# START OF RECORDS PROVIDED

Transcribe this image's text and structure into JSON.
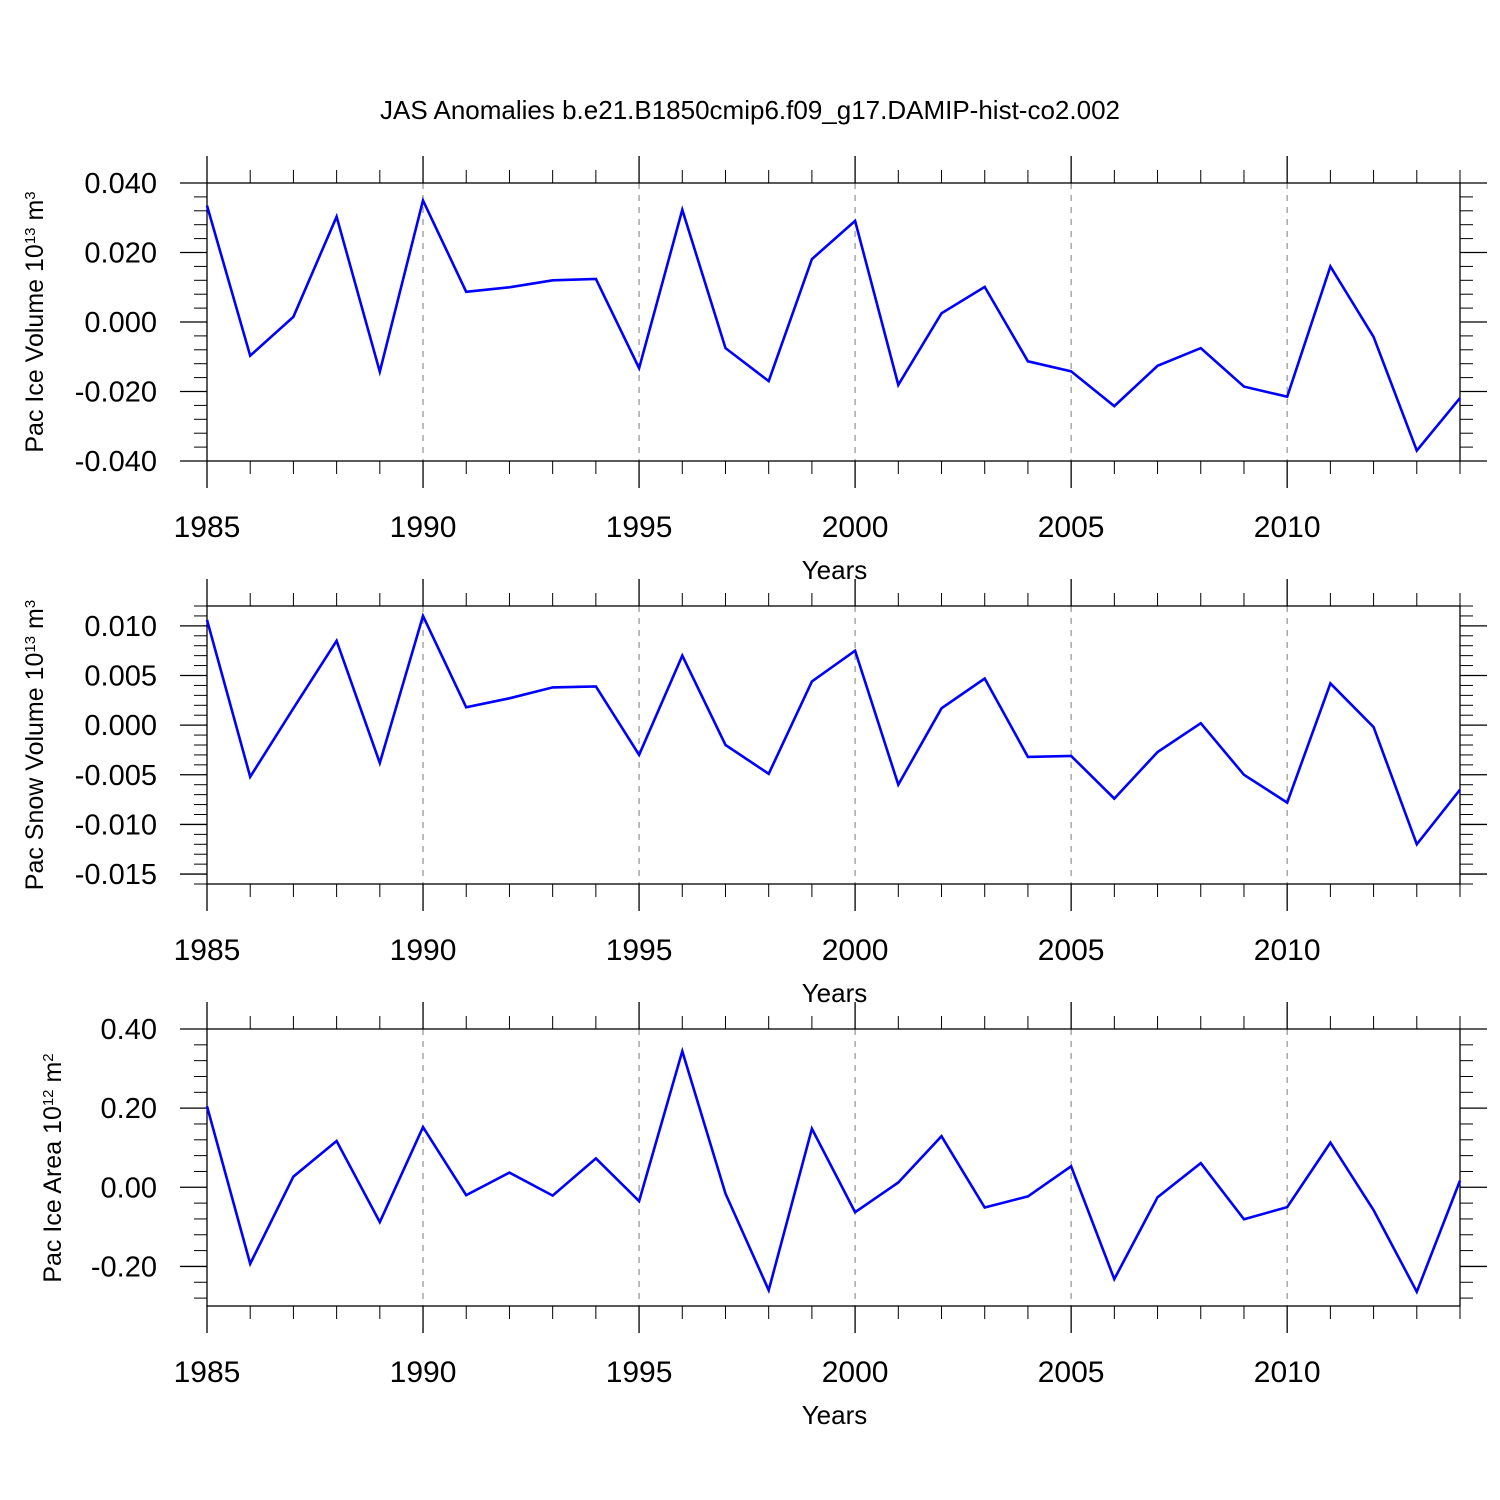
{
  "title": "JAS Anomalies b.e21.B1850cmip6.f09_g17.DAMIP-hist-co2.002",
  "colors": {
    "line": "#0000ff",
    "axis": "#000000",
    "grid": "#9a9a9a"
  },
  "chart_data": [
    {
      "type": "line",
      "ylabel": {
        "prefix": "Pac Ice Volume 10",
        "exponent": "13",
        "unit": " m",
        "unit_exponent": "3"
      },
      "xlabel": "Years",
      "x": [
        1985,
        1986,
        1987,
        1988,
        1989,
        1990,
        1991,
        1992,
        1993,
        1994,
        1995,
        1996,
        1997,
        1998,
        1999,
        2000,
        2001,
        2002,
        2003,
        2004,
        2005,
        2006,
        2007,
        2008,
        2009,
        2010,
        2011,
        2012,
        2013,
        2014
      ],
      "values": [
        0.0335,
        -0.0097,
        0.0015,
        0.0303,
        -0.0143,
        0.035,
        0.0087,
        0.01,
        0.012,
        0.0124,
        -0.0133,
        0.0323,
        -0.0075,
        -0.017,
        0.0181,
        0.0291,
        -0.0181,
        0.0025,
        0.0101,
        -0.0113,
        -0.0142,
        -0.0242,
        -0.0126,
        -0.0075,
        -0.0186,
        -0.0215,
        0.016,
        -0.0043,
        -0.037,
        -0.0219
      ],
      "xlim": [
        1985,
        2014
      ],
      "ylim": [
        -0.04,
        0.04
      ],
      "yticks": [
        0.04,
        0.02,
        0.0,
        -0.02,
        -0.04
      ],
      "ytick_labels": [
        "0.040",
        "0.020",
        "0.000",
        "-0.020",
        "-0.040"
      ],
      "yminor": 0.004,
      "xticks": [
        1985,
        1990,
        1995,
        2000,
        2005,
        2010
      ],
      "xtick_labels": [
        "1985",
        "1990",
        "1995",
        "2000",
        "2005",
        "2010"
      ],
      "grid": "dashed vertical at major x ticks"
    },
    {
      "type": "line",
      "ylabel": {
        "prefix": "Pac Snow Volume 10",
        "exponent": "13",
        "unit": " m",
        "unit_exponent": "3"
      },
      "xlabel": "Years",
      "x": [
        1985,
        1986,
        1987,
        1988,
        1989,
        1990,
        1991,
        1992,
        1993,
        1994,
        1995,
        1996,
        1997,
        1998,
        1999,
        2000,
        2001,
        2002,
        2003,
        2004,
        2005,
        2006,
        2007,
        2008,
        2009,
        2010,
        2011,
        2012,
        2013,
        2014
      ],
      "values": [
        0.0106,
        -0.0052,
        0.0017,
        0.0085,
        -0.0038,
        0.011,
        0.0018,
        0.0027,
        0.0038,
        0.0039,
        -0.003,
        0.007,
        -0.002,
        -0.0049,
        0.0044,
        0.0075,
        -0.006,
        0.0017,
        0.0047,
        -0.0032,
        -0.0031,
        -0.0074,
        -0.0027,
        0.0002,
        -0.005,
        -0.0078,
        0.0042,
        -0.0002,
        -0.012,
        -0.0065
      ],
      "xlim": [
        1985,
        2014
      ],
      "ylim": [
        -0.016,
        0.012
      ],
      "yticks": [
        0.01,
        0.005,
        0.0,
        -0.005,
        -0.01,
        -0.015
      ],
      "ytick_labels": [
        "0.010",
        "0.005",
        "0.000",
        "-0.005",
        "-0.010",
        "-0.015"
      ],
      "yminor": 0.001,
      "xticks": [
        1985,
        1990,
        1995,
        2000,
        2005,
        2010
      ],
      "xtick_labels": [
        "1985",
        "1990",
        "1995",
        "2000",
        "2005",
        "2010"
      ],
      "grid": "dashed vertical at major x ticks"
    },
    {
      "type": "line",
      "ylabel": {
        "prefix": "Pac Ice Area 10",
        "exponent": "12",
        "unit": " m",
        "unit_exponent": "2"
      },
      "xlabel": "Years",
      "x": [
        1985,
        1986,
        1987,
        1988,
        1989,
        1990,
        1991,
        1992,
        1993,
        1994,
        1995,
        1996,
        1997,
        1998,
        1999,
        2000,
        2001,
        2002,
        2003,
        2004,
        2005,
        2006,
        2007,
        2008,
        2009,
        2010,
        2011,
        2012,
        2013,
        2014
      ],
      "values": [
        0.205,
        -0.193,
        0.027,
        0.117,
        -0.088,
        0.152,
        -0.02,
        0.037,
        -0.021,
        0.073,
        -0.035,
        0.344,
        -0.016,
        -0.26,
        0.148,
        -0.063,
        0.012,
        0.129,
        -0.051,
        -0.023,
        0.053,
        -0.232,
        -0.025,
        0.061,
        -0.081,
        -0.05,
        0.113,
        -0.058,
        -0.264,
        0.017
      ],
      "xlim": [
        1985,
        2014
      ],
      "ylim": [
        -0.3,
        0.4
      ],
      "yticks": [
        0.4,
        0.2,
        0.0,
        -0.2
      ],
      "ytick_labels": [
        "0.40",
        "0.20",
        "0.00",
        "-0.20"
      ],
      "yminor": 0.04,
      "xticks": [
        1985,
        1990,
        1995,
        2000,
        2005,
        2010
      ],
      "xtick_labels": [
        "1985",
        "1990",
        "1995",
        "2000",
        "2005",
        "2010"
      ],
      "grid": "dashed vertical at major x ticks"
    }
  ]
}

# END OF RECORDS PROVIDED

§ **WHAT TO DO**: Above are the records; copy every line in them that holds the word "Volume".

§ **EXERCISE RESULT**:
        "prefix": "Pac Ice Volume 10",
        "prefix": "Pac Snow Volume 10",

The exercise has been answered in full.